Direction: Return exactly the lines from the "Reverse-engineer this chart into JSON." line through the last line of the entries below. Include no pictures.

Excerpts from a figure dataset:

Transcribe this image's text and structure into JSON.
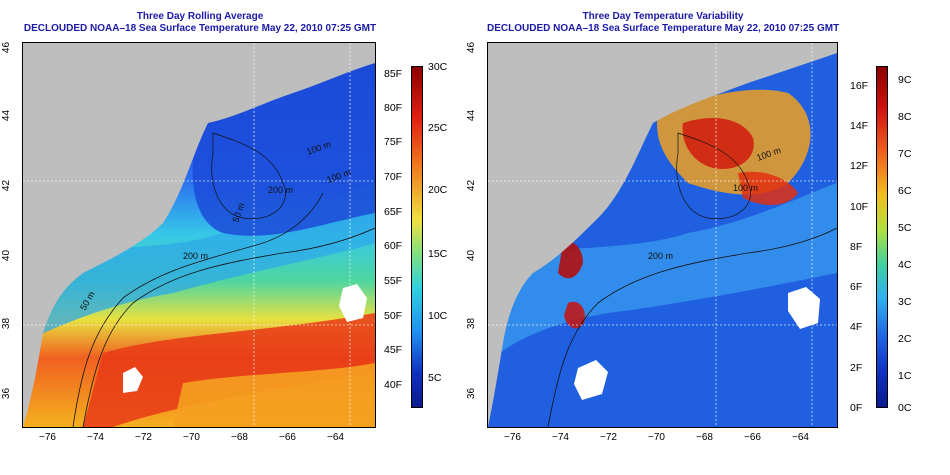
{
  "left_panel": {
    "title": "Three Day Rolling Average",
    "subtitle": "DECLOUDED NOAA–18 Sea Surface Temperature May 22, 2010 07:25 GMT",
    "colorbar_f_labels": [
      "85F",
      "80F",
      "75F",
      "70F",
      "65F",
      "60F",
      "55F",
      "50F",
      "45F",
      "40F"
    ],
    "colorbar_c_labels": [
      "30C",
      "25C",
      "20C",
      "15C",
      "10C",
      "5C"
    ],
    "contour_labels": [
      "50 m",
      "200 m",
      "100 m",
      "100 m",
      "200 m",
      "50 m"
    ]
  },
  "right_panel": {
    "title": "Three Day Temperature Variability",
    "subtitle": "DECLOUDED NOAA–18 Sea Surface Temperature May 22, 2010 07:25 GMT",
    "colorbar_f_labels": [
      "16F",
      "14F",
      "12F",
      "10F",
      "8F",
      "6F",
      "4F",
      "2F",
      "0F"
    ],
    "colorbar_c_labels": [
      "9C",
      "8C",
      "7C",
      "6C",
      "5C",
      "4C",
      "3C",
      "2C",
      "1C",
      "0C"
    ],
    "contour_labels": [
      "100 m",
      "100 m",
      "200 m"
    ]
  },
  "axes": {
    "x_ticks": [
      "−76",
      "−74",
      "−72",
      "−70",
      "−68",
      "−66",
      "−64"
    ],
    "y_ticks": [
      "46",
      "44",
      "42",
      "40",
      "38",
      "36"
    ]
  },
  "colors": {
    "title": "#1a1aa6",
    "land": "#bebebe",
    "cloud": "#ffffff"
  }
}
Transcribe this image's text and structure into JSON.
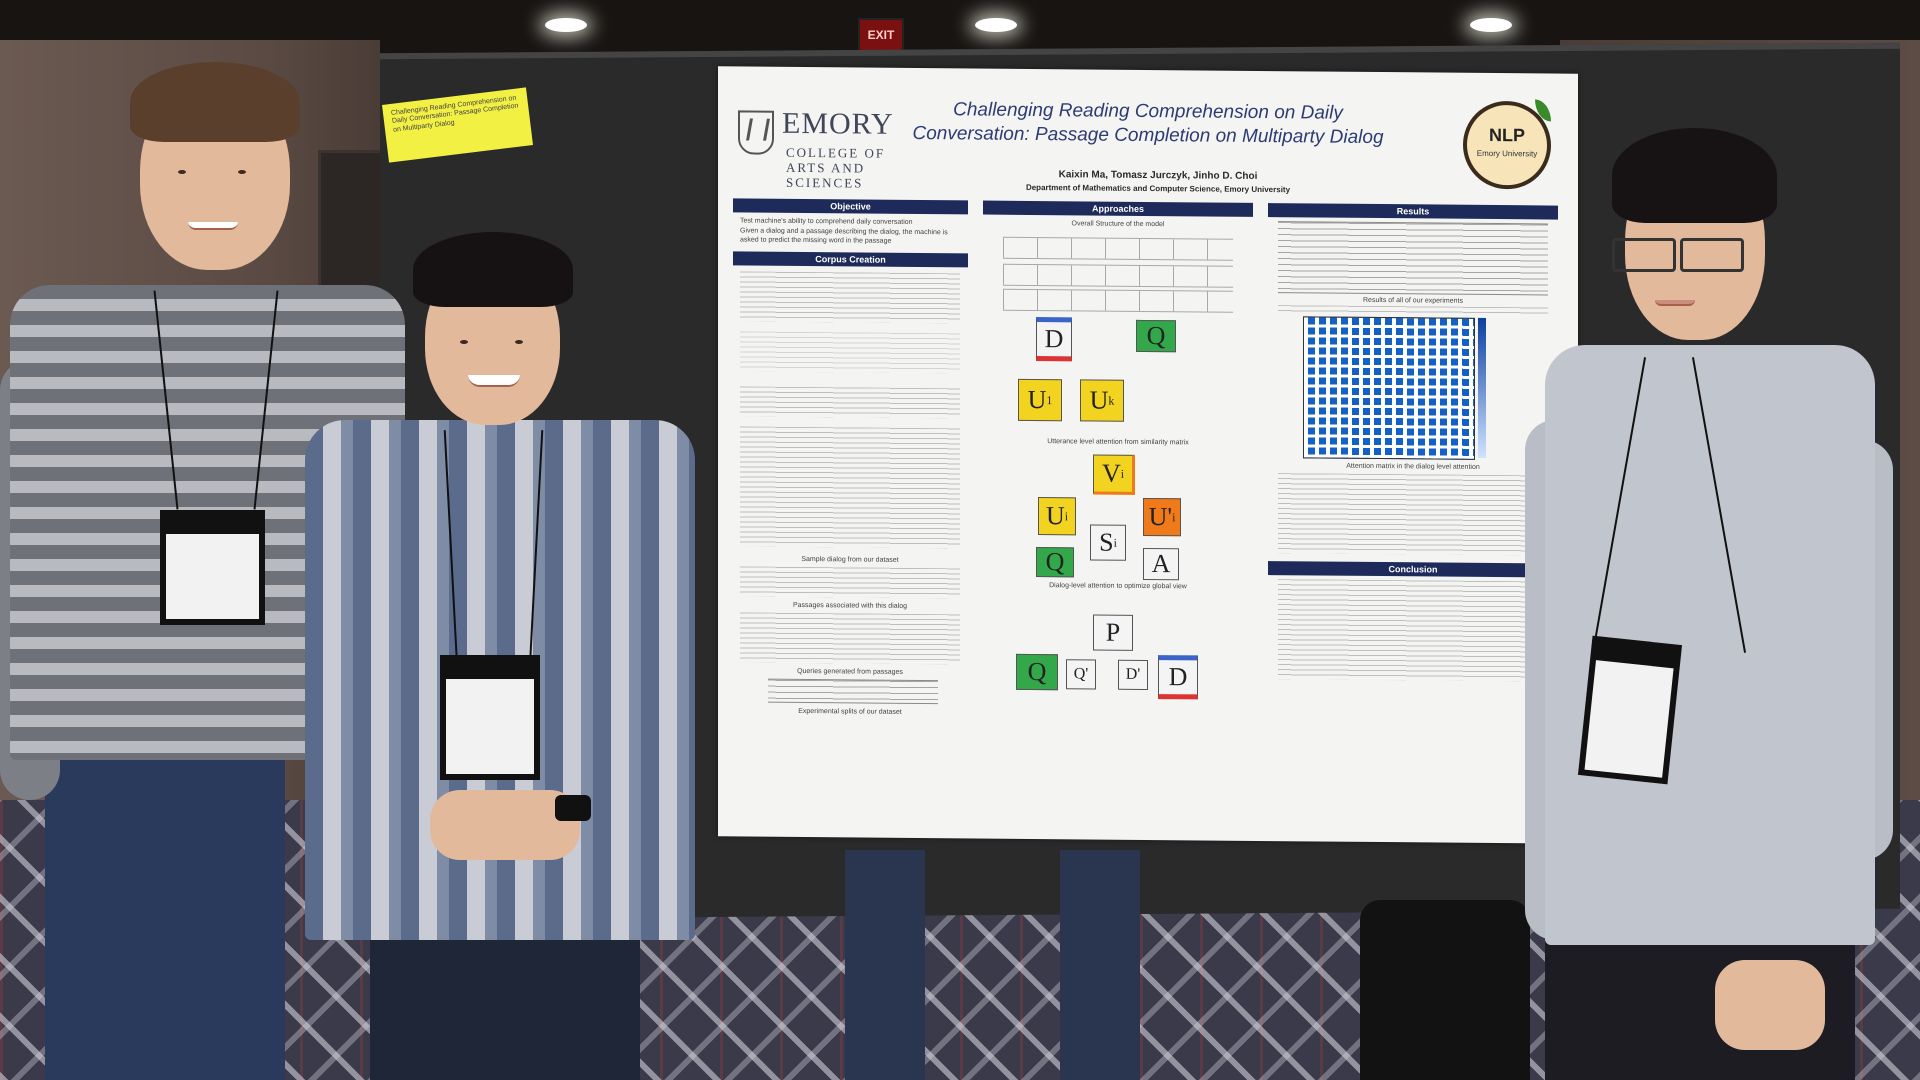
{
  "scene": {
    "exit_sign": "EXIT",
    "sticky_note": "Challenging Reading Comprehension on Daily Conversation: Passage Completion on Multiparty Dialog"
  },
  "poster": {
    "logo_emory": "EMORY",
    "logo_college": "COLLEGE OF ARTS AND SCIENCES",
    "title": "Challenging Reading Comprehension on Daily Conversation: Passage Completion on Multiparty Dialog",
    "authors": "Kaixin Ma, Tomasz Jurczyk, Jinho D. Choi",
    "department": "Department of Mathematics and Computer Science, Emory University",
    "nlp_logo": "NLP",
    "nlp_logo_sub": "Emory University",
    "sections": {
      "objective": "Objective",
      "corpus_creation": "Corpus Creation",
      "approaches": "Approaches",
      "results": "Results",
      "conclusion": "Conclusion"
    },
    "objective_bullets": [
      "Test machine's ability to comprehend daily conversation",
      "Given a dialog and a passage describing the dialog, the machine is asked to predict the missing word in the passage"
    ],
    "approaches_caption_1": "Overall Structure of the model",
    "approaches_caption_2": "Utterance level attention from similarity matrix",
    "approaches_caption_3": "Dialog-level attention to optimize global view",
    "results_caption": "Results of all of our experiments",
    "heatmap_caption": "Attention matrix in the dialog level attention",
    "corpus_caption_1": "Sample dialog from our dataset",
    "corpus_caption_2": "Passages associated with this dialog",
    "corpus_caption_3": "Queries generated from passages",
    "corpus_caption_4": "Experimental splits of our dataset",
    "symbols": {
      "d": "D",
      "q": "Q",
      "u1": "U",
      "u1_sub": "1",
      "uk": "U",
      "uk_sub": "k",
      "vi": "V",
      "vi_sub": "i",
      "ui": "U",
      "ui_sub": "i",
      "ui_prime": "U'",
      "ui_prime_sub": "i",
      "si": "S",
      "si_sub": "i",
      "a": "A",
      "p": "P",
      "q_prime": "Q'",
      "d_prime": "D'"
    }
  },
  "colors": {
    "header_navy": "#1e2a5a",
    "title_blue": "#2c3b73",
    "box_yellow": "#f2d320",
    "box_green": "#33a84a",
    "box_orange": "#f07a1a",
    "heatmap_blue": "#1560c4"
  }
}
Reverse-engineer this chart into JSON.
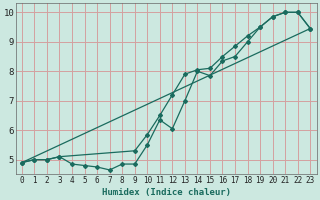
{
  "xlabel": "Humidex (Indice chaleur)",
  "bg_color": "#cce8e0",
  "plot_bg_color": "#cce8e0",
  "grid_color": "#d4a0a0",
  "line_color": "#1a6b5e",
  "xlim": [
    -0.5,
    23.5
  ],
  "ylim": [
    4.5,
    10.3
  ],
  "xtick_vals": [
    0,
    1,
    2,
    3,
    4,
    5,
    6,
    7,
    8,
    9,
    10,
    11,
    12,
    13,
    14,
    15,
    16,
    17,
    18,
    19,
    20,
    21,
    22,
    23
  ],
  "ytick_vals": [
    5,
    6,
    7,
    8,
    9,
    10
  ],
  "line1_x": [
    0,
    1,
    2,
    3,
    4,
    5,
    6,
    7,
    8,
    9,
    10,
    11,
    12,
    13,
    14,
    15,
    16,
    17,
    18,
    19,
    20,
    21,
    22,
    23
  ],
  "line1_y": [
    4.9,
    5.0,
    5.0,
    5.1,
    4.85,
    4.8,
    4.75,
    4.65,
    4.85,
    4.85,
    5.5,
    6.35,
    6.05,
    7.0,
    8.0,
    7.85,
    8.35,
    8.5,
    9.0,
    9.5,
    9.85,
    10.0,
    10.0,
    9.45
  ],
  "line2_x": [
    0,
    1,
    2,
    3,
    9,
    10,
    11,
    12,
    13,
    14,
    15,
    16,
    17,
    18,
    19,
    20,
    21,
    22,
    23
  ],
  "line2_y": [
    4.9,
    5.0,
    5.0,
    5.1,
    5.3,
    5.85,
    6.5,
    7.2,
    7.9,
    8.05,
    8.1,
    8.5,
    8.85,
    9.2,
    9.5,
    9.85,
    10.0,
    10.0,
    9.45
  ],
  "line3_x": [
    0,
    23
  ],
  "line3_y": [
    4.9,
    9.45
  ],
  "marker": "D",
  "markersize": 2.0,
  "linewidth": 0.9,
  "xlabel_fontsize": 6.5,
  "tick_fontsize": 5.5,
  "ytick_fontsize": 6.5
}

Exercise solution:
Reverse-engineer this chart into JSON.
{
  "xlabel": "Humidex (Indice chaleur)",
  "bg_color": "#cce8e0",
  "plot_bg_color": "#cce8e0",
  "grid_color": "#d4a0a0",
  "line_color": "#1a6b5e",
  "xlim": [
    -0.5,
    23.5
  ],
  "ylim": [
    4.5,
    10.3
  ],
  "xtick_vals": [
    0,
    1,
    2,
    3,
    4,
    5,
    6,
    7,
    8,
    9,
    10,
    11,
    12,
    13,
    14,
    15,
    16,
    17,
    18,
    19,
    20,
    21,
    22,
    23
  ],
  "ytick_vals": [
    5,
    6,
    7,
    8,
    9,
    10
  ],
  "line1_x": [
    0,
    1,
    2,
    3,
    4,
    5,
    6,
    7,
    8,
    9,
    10,
    11,
    12,
    13,
    14,
    15,
    16,
    17,
    18,
    19,
    20,
    21,
    22,
    23
  ],
  "line1_y": [
    4.9,
    5.0,
    5.0,
    5.1,
    4.85,
    4.8,
    4.75,
    4.65,
    4.85,
    4.85,
    5.5,
    6.35,
    6.05,
    7.0,
    8.0,
    7.85,
    8.35,
    8.5,
    9.0,
    9.5,
    9.85,
    10.0,
    10.0,
    9.45
  ],
  "line2_x": [
    0,
    1,
    2,
    3,
    9,
    10,
    11,
    12,
    13,
    14,
    15,
    16,
    17,
    18,
    19,
    20,
    21,
    22,
    23
  ],
  "line2_y": [
    4.9,
    5.0,
    5.0,
    5.1,
    5.3,
    5.85,
    6.5,
    7.2,
    7.9,
    8.05,
    8.1,
    8.5,
    8.85,
    9.2,
    9.5,
    9.85,
    10.0,
    10.0,
    9.45
  ],
  "line3_x": [
    0,
    23
  ],
  "line3_y": [
    4.9,
    9.45
  ],
  "marker": "D",
  "markersize": 2.0,
  "linewidth": 0.9,
  "xlabel_fontsize": 6.5,
  "tick_fontsize": 5.5,
  "ytick_fontsize": 6.5
}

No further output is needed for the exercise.